§ OBJECTIVE: Copy each line that holds "icon".

§ EXERCISE INPUT:
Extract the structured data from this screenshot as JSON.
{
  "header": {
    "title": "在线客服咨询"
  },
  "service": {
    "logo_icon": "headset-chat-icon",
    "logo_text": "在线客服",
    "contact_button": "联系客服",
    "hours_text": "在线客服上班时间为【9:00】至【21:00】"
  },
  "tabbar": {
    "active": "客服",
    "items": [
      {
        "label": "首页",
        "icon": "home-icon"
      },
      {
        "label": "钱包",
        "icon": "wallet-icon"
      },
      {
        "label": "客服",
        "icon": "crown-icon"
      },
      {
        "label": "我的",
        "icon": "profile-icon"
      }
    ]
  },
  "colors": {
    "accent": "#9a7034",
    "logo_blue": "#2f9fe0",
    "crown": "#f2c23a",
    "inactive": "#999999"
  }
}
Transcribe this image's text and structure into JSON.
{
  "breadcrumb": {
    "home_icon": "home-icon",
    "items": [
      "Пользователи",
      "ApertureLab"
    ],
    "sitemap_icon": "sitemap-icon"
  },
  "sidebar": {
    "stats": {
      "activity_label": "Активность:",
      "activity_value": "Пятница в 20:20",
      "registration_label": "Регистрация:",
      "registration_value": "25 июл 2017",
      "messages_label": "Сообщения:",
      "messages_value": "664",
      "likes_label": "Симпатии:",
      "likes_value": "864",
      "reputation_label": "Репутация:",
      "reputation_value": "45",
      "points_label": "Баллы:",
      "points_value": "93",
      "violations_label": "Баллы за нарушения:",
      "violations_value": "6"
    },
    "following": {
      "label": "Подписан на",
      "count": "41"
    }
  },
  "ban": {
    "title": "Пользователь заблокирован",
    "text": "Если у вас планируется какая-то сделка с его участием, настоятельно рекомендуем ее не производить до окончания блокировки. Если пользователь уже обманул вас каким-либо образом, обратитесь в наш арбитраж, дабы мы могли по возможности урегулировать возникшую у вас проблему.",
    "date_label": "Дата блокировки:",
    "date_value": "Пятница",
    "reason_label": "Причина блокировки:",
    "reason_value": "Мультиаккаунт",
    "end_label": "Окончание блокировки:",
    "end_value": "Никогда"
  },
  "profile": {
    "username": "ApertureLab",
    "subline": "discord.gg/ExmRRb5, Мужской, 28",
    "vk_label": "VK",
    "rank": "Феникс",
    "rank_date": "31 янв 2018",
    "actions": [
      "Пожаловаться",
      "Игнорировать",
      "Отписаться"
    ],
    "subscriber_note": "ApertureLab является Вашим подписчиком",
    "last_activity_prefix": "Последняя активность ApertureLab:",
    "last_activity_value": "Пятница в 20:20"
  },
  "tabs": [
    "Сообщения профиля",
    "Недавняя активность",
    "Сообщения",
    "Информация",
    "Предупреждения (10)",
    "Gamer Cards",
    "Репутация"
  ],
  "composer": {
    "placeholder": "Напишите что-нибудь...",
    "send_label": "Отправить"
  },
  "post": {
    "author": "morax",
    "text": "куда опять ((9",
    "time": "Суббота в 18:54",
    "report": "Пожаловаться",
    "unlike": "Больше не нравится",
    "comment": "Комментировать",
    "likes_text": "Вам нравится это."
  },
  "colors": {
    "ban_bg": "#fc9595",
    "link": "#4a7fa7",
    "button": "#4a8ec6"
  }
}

§ RESPONSE:
    "logo_icon": "headset-chat-icon",
        "icon": "home-icon"
        "icon": "wallet-icon"
        "icon": "crown-icon"
        "icon": "profile-icon"
    "home_icon": "home-icon",
    "sitemap_icon": "sitemap-icon"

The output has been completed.